## WRITTEN REQUEST:
Return each line of the data below exactly, omitting any pictures.

## MATERIAL PROVIDED:
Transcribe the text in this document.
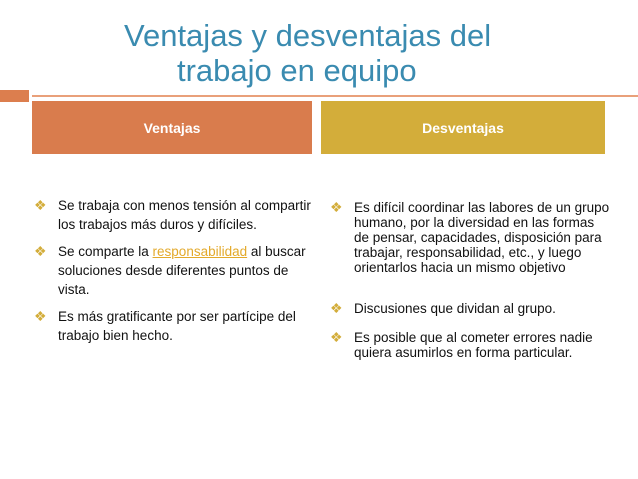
Ventajas y desventajas del
trabajo en equipo
Ventajas	Desventajas
❖ Se trabaja con menos tensión al compartir los trabajos más duros y difíciles.
❖ Se comparte la responsabilidad al buscar soluciones desde diferentes puntos de vista.
❖ Es más gratificante por ser partícipe del trabajo bien hecho.
❖ Es difícil coordinar las labores de un grupo humano, por la diversidad en las formas de pensar, capacidades, disposición para trabajar, responsabilidad, etc., y luego orientarlos hacia un mismo objetivo
❖ Discusiones que dividan al grupo.
❖ Es posible que al cometer errores nadie quiera asumirlos en forma particular.
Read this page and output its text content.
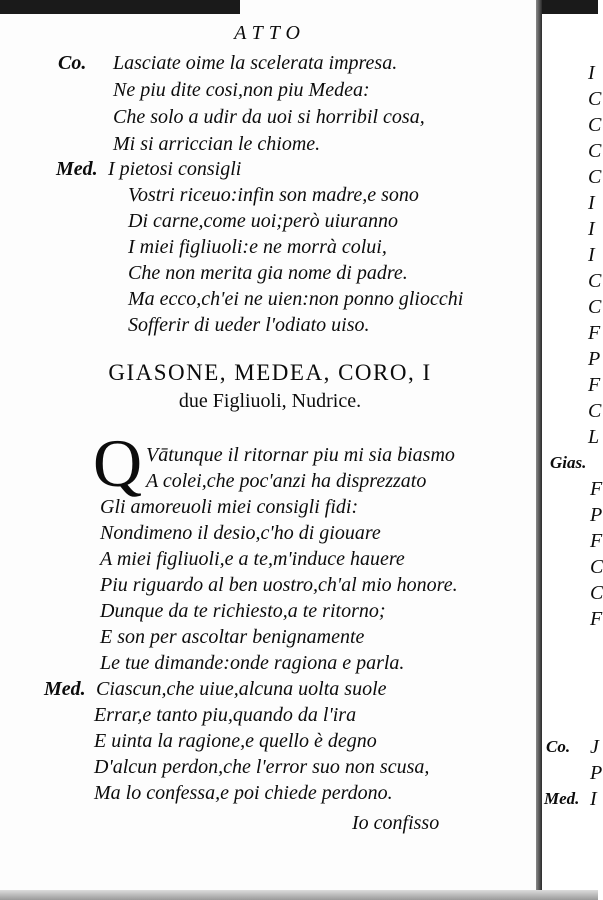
ATTO
Co. Lasciate oime la scelerata impresa.
Ne piu dite cosi,non piu Medea:
Che solo a udir da uoi si horribil cosa,
Mi si arriccian le chiome.
Med. I pietosi consigli
Vostri riceuo:infin son madre,e sono
Di carne,come uoi;però uiuranno
I miei figliuoli:e ne morrà colui,
Che non merita gia nome di padre.
Ma ecco,ch'ei ne uien:non ponno gliocchi
Sofferir di ueder l'odiato uiso.
GIASONE, MEDEA, CORO, I
due Figliuoli, Nudrice.
Q Vātunque il ritornar piu mi sia biasmo
A colei,che poc'anzi ha disprezzato
Gli amoreuoli miei consigli fidi:
Nondimeno il desio,c'ho di giouare
A miei figliuoli,e a te,m'induce hauere
Piu riguardo al ben uostro,ch'al mio honore.
Dunque da te richiesto,a te ritorno;
E son per ascoltar benignamente
Le tue dimande:onde ragiona e parla.
Med. Ciascun,che uiue,alcuna uolta suole
Errar,e tanto piu,quando da l'ira
E uinta la ragione,e quello è degno
D'alcun perdon,che l'error suo non scusa,
Ma lo confessa,e poi chiede perdono.
Io confisso
I
C
C
C
C
I
I
I
C
C
F
P
F
C
L
Gias.
F
P
F
C
C
F
Co. J
P
Med. I
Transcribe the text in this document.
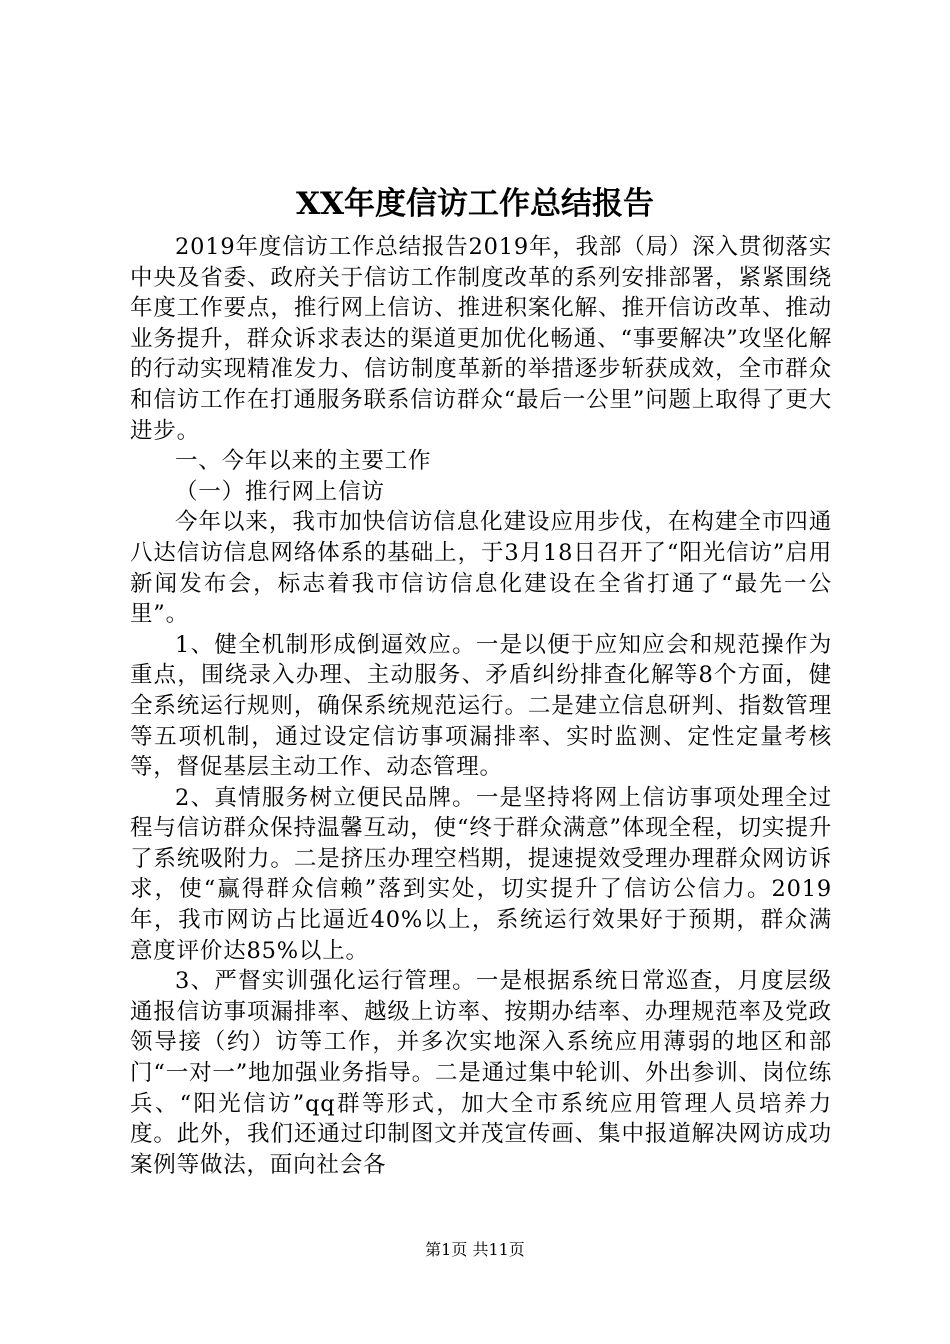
XX年度信访工作总结报告

2019年度信访工作总结报告2019年，我部（局）深入贯彻落实中央及省委、政府关于信访工作制度改革的系列安排部署，紧紧围绕年度工作要点，推行网上信访、推进积案化解、推开信访改革、推动业务提升，群众诉求表达的渠道更加优化畅通、“事要解决”攻坚化解的行动实现精准发力、信访制度革新的举措逐步斩获成效，全市群众和信访工作在打通服务联系信访群众“最后一公里”问题上取得了更大进步。

一、今年以来的主要工作

（一）推行网上信访

今年以来，我市加快信访信息化建设应用步伐，在构建全市四通八达信访信息网络体系的基础上，于3月18日召开了“阳光信访”启用新闻发布会，标志着我市信访信息化建设在全省打通了“最先一公里”。

1、健全机制形成倒逼效应。一是以便于应知应会和规范操作为重点，围绕录入办理、主动服务、矛盾纠纷排查化解等8个方面，健全系统运行规则，确保系统规范运行。二是建立信息研判、指数管理等五项机制，通过设定信访事项漏排率、实时监测、定性定量考核等，督促基层主动工作、动态管理。

2、真情服务树立便民品牌。一是坚持将网上信访事项处理全过程与信访群众保持温馨互动，使“终于群众满意”体现全程，切实提升了系统吸附力。二是挤压办理空档期，提速提效受理办理群众网访诉求，使“赢得群众信赖”落到实处，切实提升了信访公信力。2019年，我市网访占比逼近40%以上，系统运行效果好于预期，群众满意度评价达85%以上。

3、严督实训强化运行管理。一是根据系统日常巡查，月度层级通报信访事项漏排率、越级上访率、按期办结率、办理规范率及党政领导接（约）访等工作，并多次实地深入系统应用薄弱的地区和部门“一对一”地加强业务指导。二是通过集中轮训、外出参训、岗位练兵、“阳光信访”qq群等形式，加大全市系统应用管理人员培养力度。此外，我们还通过印制图文并茂宣传画、集中报道解决网访成功案例等做法，面向社会各

第1页 共11页
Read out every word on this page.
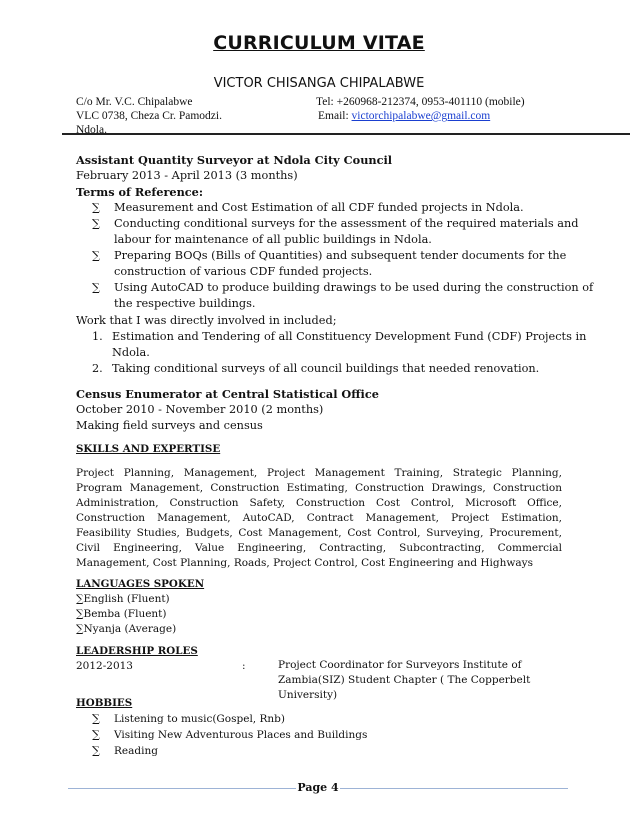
CURRICULUM VITAE
VICTOR CHISANGA CHIPALABWE
C/o Mr. V.C. Chipalabwe
VLC 0738, Cheza Cr. Pamodzi.
Ndola.
Tel: +260968-212374, 0953-401110 (mobile)
Email: victorchipalabwe@gmail.com
Assistant Quantity Surveyor at Ndola City Council
February 2013 - April 2013 (3 months)
Terms of Reference:
∑ Measurement and Cost Estimation of all CDF funded projects in Ndola.
∑ Conducting conditional surveys for the assessment of the required materials and
labour for maintenance of all public buildings in Ndola.
∑ Preparing BOQs (Bills of Quantities) and subsequent tender documents for the
construction of various CDF funded projects.
∑ Using AutoCAD to produce building drawings to be used during the construction of
the respective buildings.
Work that I was directly involved in included;
1. Estimation and Tendering of all Constituency Development Fund (CDF) Projects in
Ndola.
2. Taking conditional surveys of all council buildings that needed renovation.
Census Enumerator at Central Statistical Office
October 2010 - November 2010 (2 months)
Making field surveys and census
SKILLS AND EXPERTISE
Project Planning, Management, Project Management Training, Strategic Planning, Program Management, Construction Estimating, Construction Drawings, Construction Administration, Construction Safety, Construction Cost Control, Microsoft Office, Construction Management, AutoCAD, Contract Management, Project Estimation, Feasibility Studies, Budgets, Cost Management, Cost Control, Surveying, Procurement, Civil Engineering, Value Engineering, Contracting, Subcontracting, Commercial Management, Cost Planning, Roads, Project Control, Cost Engineering and Highways
LANGUAGES SPOKEN
∑English (Fluent)
∑Bemba (Fluent)
∑Nyanja (Average)
LEADERSHIP ROLES
2012-2013	:	Project Coordinator for Surveyors Institute of
Zambia(SIZ) Student Chapter ( The Copperbelt
University)
HOBBIES
∑ Listening to music(Gospel, Rnb)
∑ Visiting New Adventurous Places and Buildings
∑ Reading
Page 4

## SOLUTION TO THE EXERCISE:
Transcribe the text in this document.
Ventajas y desventajas del
trabajo en equipo
Ventajas	Desventajas
❖ Se trabaja con menos tensión al compartir los trabajos más duros y difíciles.
❖ Se comparte la responsabilidad al buscar soluciones desde diferentes puntos de vista.
❖ Es más gratificante por ser partícipe del trabajo bien hecho.
❖ Es difícil coordinar las labores de un grupo humano, por la diversidad en las formas de pensar, capacidades, disposición para trabajar, responsabilidad, etc., y luego orientarlos hacia un mismo objetivo
❖ Discusiones que dividan al grupo.
❖ Es posible que al cometer errores nadie quiera asumirlos en forma particular.
Read this page and output its text content.
ATTO
Co. Lasciate oime la scelerata impresa.
Ne piu dite cosi,non piu Medea:
Che solo a udir da uoi si horribil cosa,
Mi si arriccian le chiome.
Med. I pietosi consigli
Vostri riceuo:infin son madre,e sono
Di carne,come uoi;però uiuranno
I miei figliuoli:e ne morrà colui,
Che non merita gia nome di padre.
Ma ecco,ch'ei ne uien:non ponno gliocchi
Sofferir di ueder l'odiato uiso.
GIASONE, MEDEA, CORO, I
due Figliuoli, Nudrice.
Q Vātunque il ritornar piu mi sia biasmo
A colei,che poc'anzi ha disprezzato
Gli amoreuoli miei consigli fidi:
Nondimeno il desio,c'ho di giouare
A miei figliuoli,e a te,m'induce hauere
Piu riguardo al ben uostro,ch'al mio honore.
Dunque da te richiesto,a te ritorno;
E son per ascoltar benignamente
Le tue dimande:onde ragiona e parla.
Med. Ciascun,che uiue,alcuna uolta suole
Errar,e tanto piu,quando da l'ira
E uinta la ragione,e quello è degno
D'alcun perdon,che l'error suo non scusa,
Ma lo confessa,e poi chiede perdono.
Io confisso
I
C
C
C
C
I
I
I
C
C
F
P
F
C
L
Gias.
F
P
F
C
C
F
Co. J
P
Med. I
Transcribe the text in this document.
XX年度信访工作总结报告

2019年度信访工作总结报告2019年，我部（局）深入贯彻落实中央及省委、政府关于信访工作制度改革的系列安排部署，紧紧围绕年度工作要点，推行网上信访、推进积案化解、推开信访改革、推动业务提升，群众诉求表达的渠道更加优化畅通、“事要解决”攻坚化解的行动实现精准发力、信访制度革新的举措逐步斩获成效，全市群众和信访工作在打通服务联系信访群众“最后一公里”问题上取得了更大进步。

一、今年以来的主要工作

（一）推行网上信访

今年以来，我市加快信访信息化建设应用步伐，在构建全市四通八达信访信息网络体系的基础上，于3月18日召开了“阳光信访”启用新闻发布会，标志着我市信访信息化建设在全省打通了“最先一公里”。

1、健全机制形成倒逼效应。一是以便于应知应会和规范操作为重点，围绕录入办理、主动服务、矛盾纠纷排查化解等8个方面，健全系统运行规则，确保系统规范运行。二是建立信息研判、指数管理等五项机制，通过设定信访事项漏排率、实时监测、定性定量考核等，督促基层主动工作、动态管理。

2、真情服务树立便民品牌。一是坚持将网上信访事项处理全过程与信访群众保持温馨互动，使“终于群众满意”体现全程，切实提升了系统吸附力。二是挤压办理空档期，提速提效受理办理群众网访诉求，使“赢得群众信赖”落到实处，切实提升了信访公信力。2019年，我市网访占比逼近40%以上，系统运行效果好于预期，群众满意度评价达85%以上。

3、严督实训强化运行管理。一是根据系统日常巡查，月度层级通报信访事项漏排率、越级上访率、按期办结率、办理规范率及党政领导接（约）访等工作，并多次实地深入系统应用薄弱的地区和部门“一对一”地加强业务指导。二是通过集中轮训、外出参训、岗位练兵、“阳光信访”qq群等形式，加大全市系统应用管理人员培养力度。此外，我们还通过印制图文并茂宣传画、集中报道解决网访成功案例等做法，面向社会各

第1页 共11页
Read out every word on this page.
CURRICULUM VITAE
VICTOR CHISANGA CHIPALABWE
C/o Mr. V.C. Chipalabwe
VLC 0738, Cheza Cr. Pamodzi.
Ndola.
Tel: +260968-212374, 0953-401110 (mobile)
Email: victorchipalabwe@gmail.com
Assistant Quantity Surveyor at Ndola City Council
February 2013 - April 2013 (3 months)
Terms of Reference:
∑ Measurement and Cost Estimation of all CDF funded projects in Ndola.
∑ Conducting conditional surveys for the assessment of the required materials and
labour for maintenance of all public buildings in Ndola.
∑ Preparing BOQs (Bills of Quantities) and subsequent tender documents for the
construction of various CDF funded projects.
∑ Using AutoCAD to produce building drawings to be used during the construction of
the respective buildings.
Work that I was directly involved in included;
1. Estimation and Tendering of all Constituency Development Fund (CDF) Projects in
Ndola.
2. Taking conditional surveys of all council buildings that needed renovation.
Census Enumerator at Central Statistical Office
October 2010 - November 2010 (2 months)
Making field surveys and census
SKILLS AND EXPERTISE
Project Planning, Management, Project Management Training, Strategic Planning, Program Management, Construction Estimating, Construction Drawings, Construction Administration, Construction Safety, Construction Cost Control, Microsoft Office, Construction Management, AutoCAD, Contract Management, Project Estimation, Feasibility Studies, Budgets, Cost Management, Cost Control, Surveying, Procurement, Civil Engineering, Value Engineering, Contracting, Subcontracting, Commercial Management, Cost Planning, Roads, Project Control, Cost Engineering and Highways
LANGUAGES SPOKEN
∑English (Fluent)
∑Bemba (Fluent)
∑Nyanja (Average)
LEADERSHIP ROLES
2012-2013	:	Project Coordinator for Surveyors Institute of
Zambia(SIZ) Student Chapter ( The Copperbelt
University)
HOBBIES
∑ Listening to music(Gospel, Rnb)
∑ Visiting New Adventurous Places and Buildings
∑ Reading
Page 4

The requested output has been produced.